* OBJECTIVE:
Produce a verbatim copy of the entries listed below.

- - -

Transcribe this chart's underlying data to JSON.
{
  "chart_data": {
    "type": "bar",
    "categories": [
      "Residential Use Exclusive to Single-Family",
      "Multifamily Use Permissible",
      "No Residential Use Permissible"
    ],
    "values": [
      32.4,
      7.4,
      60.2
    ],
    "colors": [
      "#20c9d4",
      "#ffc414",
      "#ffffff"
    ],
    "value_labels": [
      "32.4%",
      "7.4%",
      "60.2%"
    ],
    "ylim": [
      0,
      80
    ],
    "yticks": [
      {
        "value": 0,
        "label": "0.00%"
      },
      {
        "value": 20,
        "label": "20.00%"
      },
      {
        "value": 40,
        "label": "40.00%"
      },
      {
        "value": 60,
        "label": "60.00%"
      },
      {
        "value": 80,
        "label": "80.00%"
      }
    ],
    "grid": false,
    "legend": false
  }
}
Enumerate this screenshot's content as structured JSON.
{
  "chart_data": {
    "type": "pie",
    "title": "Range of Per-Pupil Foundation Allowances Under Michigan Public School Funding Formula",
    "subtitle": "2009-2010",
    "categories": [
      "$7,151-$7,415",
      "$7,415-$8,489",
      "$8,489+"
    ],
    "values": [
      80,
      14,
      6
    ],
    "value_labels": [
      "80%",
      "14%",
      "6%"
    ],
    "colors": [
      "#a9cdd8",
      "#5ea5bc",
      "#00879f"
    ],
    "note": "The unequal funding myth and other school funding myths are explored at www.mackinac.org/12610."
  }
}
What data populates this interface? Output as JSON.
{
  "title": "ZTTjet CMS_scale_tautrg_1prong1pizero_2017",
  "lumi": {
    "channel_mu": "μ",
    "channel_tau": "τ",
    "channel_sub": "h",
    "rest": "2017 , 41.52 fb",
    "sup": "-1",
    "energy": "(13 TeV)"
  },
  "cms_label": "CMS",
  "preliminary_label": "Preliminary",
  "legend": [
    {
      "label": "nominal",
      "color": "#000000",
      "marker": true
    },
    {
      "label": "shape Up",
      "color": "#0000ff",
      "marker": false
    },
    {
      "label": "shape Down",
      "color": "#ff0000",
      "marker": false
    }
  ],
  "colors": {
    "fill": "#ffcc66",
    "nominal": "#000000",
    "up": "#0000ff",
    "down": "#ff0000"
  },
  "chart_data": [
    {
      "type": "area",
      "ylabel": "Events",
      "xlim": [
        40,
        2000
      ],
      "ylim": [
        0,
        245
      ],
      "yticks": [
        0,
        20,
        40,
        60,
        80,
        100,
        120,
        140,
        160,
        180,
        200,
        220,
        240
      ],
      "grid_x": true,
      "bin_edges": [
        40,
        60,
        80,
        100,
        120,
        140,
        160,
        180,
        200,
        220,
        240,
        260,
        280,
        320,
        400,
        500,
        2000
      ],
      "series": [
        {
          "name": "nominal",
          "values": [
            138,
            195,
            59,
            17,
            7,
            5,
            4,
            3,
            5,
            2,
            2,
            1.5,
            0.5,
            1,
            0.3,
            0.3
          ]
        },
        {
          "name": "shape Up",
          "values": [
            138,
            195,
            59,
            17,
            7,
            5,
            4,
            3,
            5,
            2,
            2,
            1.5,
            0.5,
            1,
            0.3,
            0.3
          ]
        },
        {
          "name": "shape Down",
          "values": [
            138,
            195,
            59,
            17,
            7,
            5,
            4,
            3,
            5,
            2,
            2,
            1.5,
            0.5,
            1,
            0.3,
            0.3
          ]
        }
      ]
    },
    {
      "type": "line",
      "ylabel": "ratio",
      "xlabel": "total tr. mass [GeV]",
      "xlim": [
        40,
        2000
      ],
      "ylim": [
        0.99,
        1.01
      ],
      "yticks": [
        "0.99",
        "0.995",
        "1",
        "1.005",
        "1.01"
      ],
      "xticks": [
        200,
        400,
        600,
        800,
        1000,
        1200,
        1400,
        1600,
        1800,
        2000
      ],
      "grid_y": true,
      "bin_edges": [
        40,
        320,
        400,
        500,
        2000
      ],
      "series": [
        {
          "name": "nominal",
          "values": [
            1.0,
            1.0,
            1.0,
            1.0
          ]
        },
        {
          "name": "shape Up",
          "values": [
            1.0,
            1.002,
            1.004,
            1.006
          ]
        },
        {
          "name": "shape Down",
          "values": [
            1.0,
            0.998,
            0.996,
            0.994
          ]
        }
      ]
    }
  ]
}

- - -

* SOLUTION FOR THIS TASK:
Transcribe this chart's underlying data to JSON.
{
  "chart_data": {
    "type": "bar",
    "categories": [
      "Residential Use Exclusive to Single-Family",
      "Multifamily Use Permissible",
      "No Residential Use Permissible"
    ],
    "values": [
      32.4,
      7.4,
      60.2
    ],
    "colors": [
      "#20c9d4",
      "#ffc414",
      "#ffffff"
    ],
    "value_labels": [
      "32.4%",
      "7.4%",
      "60.2%"
    ],
    "ylim": [
      0,
      80
    ],
    "yticks": [
      {
        "value": 0,
        "label": "0.00%"
      },
      {
        "value": 20,
        "label": "20.00%"
      },
      {
        "value": 40,
        "label": "40.00%"
      },
      {
        "value": 60,
        "label": "60.00%"
      },
      {
        "value": 80,
        "label": "80.00%"
      }
    ],
    "grid": false,
    "legend": false
  }
}
Enumerate this screenshot's content as structured JSON.
{
  "chart_data": {
    "type": "pie",
    "title": "Range of Per-Pupil Foundation Allowances Under Michigan Public School Funding Formula",
    "subtitle": "2009-2010",
    "categories": [
      "$7,151-$7,415",
      "$7,415-$8,489",
      "$8,489+"
    ],
    "values": [
      80,
      14,
      6
    ],
    "value_labels": [
      "80%",
      "14%",
      "6%"
    ],
    "colors": [
      "#a9cdd8",
      "#5ea5bc",
      "#00879f"
    ],
    "note": "The unequal funding myth and other school funding myths are explored at www.mackinac.org/12610."
  }
}
What data populates this interface? Output as JSON.
{
  "title": "ZTTjet CMS_scale_tautrg_1prong1pizero_2017",
  "lumi": {
    "channel_mu": "μ",
    "channel_tau": "τ",
    "channel_sub": "h",
    "rest": "2017 , 41.52 fb",
    "sup": "-1",
    "energy": "(13 TeV)"
  },
  "cms_label": "CMS",
  "preliminary_label": "Preliminary",
  "legend": [
    {
      "label": "nominal",
      "color": "#000000",
      "marker": true
    },
    {
      "label": "shape Up",
      "color": "#0000ff",
      "marker": false
    },
    {
      "label": "shape Down",
      "color": "#ff0000",
      "marker": false
    }
  ],
  "colors": {
    "fill": "#ffcc66",
    "nominal": "#000000",
    "up": "#0000ff",
    "down": "#ff0000"
  },
  "chart_data": [
    {
      "type": "area",
      "ylabel": "Events",
      "xlim": [
        40,
        2000
      ],
      "ylim": [
        0,
        245
      ],
      "yticks": [
        0,
        20,
        40,
        60,
        80,
        100,
        120,
        140,
        160,
        180,
        200,
        220,
        240
      ],
      "grid_x": true,
      "bin_edges": [
        40,
        60,
        80,
        100,
        120,
        140,
        160,
        180,
        200,
        220,
        240,
        260,
        280,
        320,
        400,
        500,
        2000
      ],
      "series": [
        {
          "name": "nominal",
          "values": [
            138,
            195,
            59,
            17,
            7,
            5,
            4,
            3,
            5,
            2,
            2,
            1.5,
            0.5,
            1,
            0.3,
            0.3
          ]
        },
        {
          "name": "shape Up",
          "values": [
            138,
            195,
            59,
            17,
            7,
            5,
            4,
            3,
            5,
            2,
            2,
            1.5,
            0.5,
            1,
            0.3,
            0.3
          ]
        },
        {
          "name": "shape Down",
          "values": [
            138,
            195,
            59,
            17,
            7,
            5,
            4,
            3,
            5,
            2,
            2,
            1.5,
            0.5,
            1,
            0.3,
            0.3
          ]
        }
      ]
    },
    {
      "type": "line",
      "ylabel": "ratio",
      "xlabel": "total tr. mass [GeV]",
      "xlim": [
        40,
        2000
      ],
      "ylim": [
        0.99,
        1.01
      ],
      "yticks": [
        "0.99",
        "0.995",
        "1",
        "1.005",
        "1.01"
      ],
      "xticks": [
        200,
        400,
        600,
        800,
        1000,
        1200,
        1400,
        1600,
        1800,
        2000
      ],
      "grid_y": true,
      "bin_edges": [
        40,
        320,
        400,
        500,
        2000
      ],
      "series": [
        {
          "name": "nominal",
          "values": [
            1.0,
            1.0,
            1.0,
            1.0
          ]
        },
        {
          "name": "shape Up",
          "values": [
            1.0,
            1.002,
            1.004,
            1.006
          ]
        },
        {
          "name": "shape Down",
          "values": [
            1.0,
            0.998,
            0.996,
            0.994
          ]
        }
      ]
    }
  ]
}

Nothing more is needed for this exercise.